- **The records**
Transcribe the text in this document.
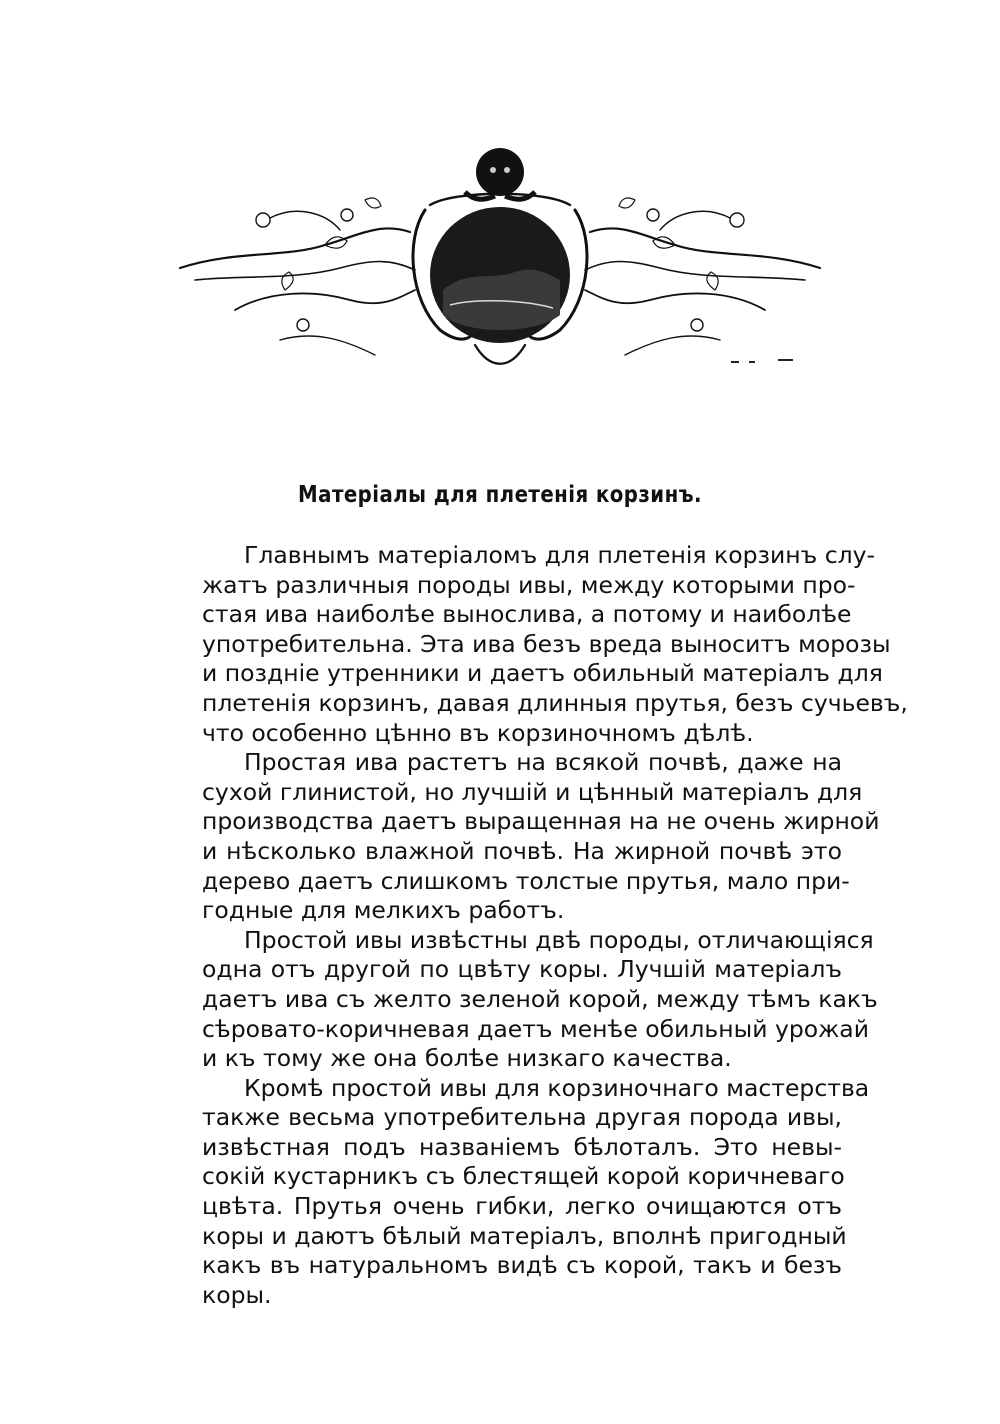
Матеріалы для плетенія корзинъ.

Главнымъ матеріаломъ для плетенія корзинъ слу-
жатъ различныя породы ивы, между которыми про-
стая ива наиболѣе вынослива, а потому и наиболѣе
употребительна. Эта ива безъ вреда выноситъ морозы
и поздніе утренники и даетъ обильный матеріалъ для
плетенія корзинъ, давая длинныя прутья, безъ сучьевъ,
что особенно цѣнно въ корзиночномъ дѣлѣ.

Простая ива растетъ на всякой почвѣ, даже на
сухой глинистой, но лучшій и цѣнный матеріалъ для
производства даетъ выращенная на не очень жирной
и нѣсколько влажной почвѣ. На жирной почвѣ это
дерево даетъ слишкомъ толстые прутья, мало при-
годные для мелкихъ работъ.

Простой ивы извѣстны двѣ породы, отличающіяся
одна отъ другой по цвѣту коры. Лучшій матеріалъ
даетъ ива съ желто зеленой корой, между тѣмъ какъ
сѣровато-коричневая даетъ менѣе обильный урожай
и къ тому же она болѣе низкаго качества.

Кромѣ простой ивы для корзиночнаго мастерства
также весьма употребительна другая порода ивы,
извѣстная подъ названіемъ бѣлоталъ. Это невы-
сокій кустарникъ съ блестящей корой коричневаго
цвѣта. Прутья очень гибки, легко очищаются отъ
коры и даютъ бѣлый матеріалъ, вполнѣ пригодный
какъ въ натуральномъ видѣ съ корой, такъ и безъ
коры.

- **Task to complete**
Retype all the records shown above, character for character. Omit every picture.

- **Output below**
Transcribe the text in this document.
Матеріалы для плетенія корзинъ.

Главнымъ матеріаломъ для плетенія корзинъ слу-
жатъ различныя породы ивы, между которыми про-
стая ива наиболѣе вынослива, а потому и наиболѣе
употребительна. Эта ива безъ вреда выноситъ морозы
и поздніе утренники и даетъ обильный матеріалъ для
плетенія корзинъ, давая длинныя прутья, безъ сучьевъ,
что особенно цѣнно въ корзиночномъ дѣлѣ.

Простая ива растетъ на всякой почвѣ, даже на
сухой глинистой, но лучшій и цѣнный матеріалъ для
производства даетъ выращенная на не очень жирной
и нѣсколько влажной почвѣ. На жирной почвѣ это
дерево даетъ слишкомъ толстые прутья, мало при-
годные для мелкихъ работъ.

Простой ивы извѣстны двѣ породы, отличающіяся
одна отъ другой по цвѣту коры. Лучшій матеріалъ
даетъ ива съ желто зеленой корой, между тѣмъ какъ
сѣровато-коричневая даетъ менѣе обильный урожай
и къ тому же она болѣе низкаго качества.

Кромѣ простой ивы для корзиночнаго мастерства
также весьма употребительна другая порода ивы,
извѣстная подъ названіемъ бѣлоталъ. Это невы-
сокій кустарникъ съ блестящей корой коричневаго
цвѣта. Прутья очень гибки, легко очищаются отъ
коры и даютъ бѣлый матеріалъ, вполнѣ пригодный
какъ въ натуральномъ видѣ съ корой, такъ и безъ
коры.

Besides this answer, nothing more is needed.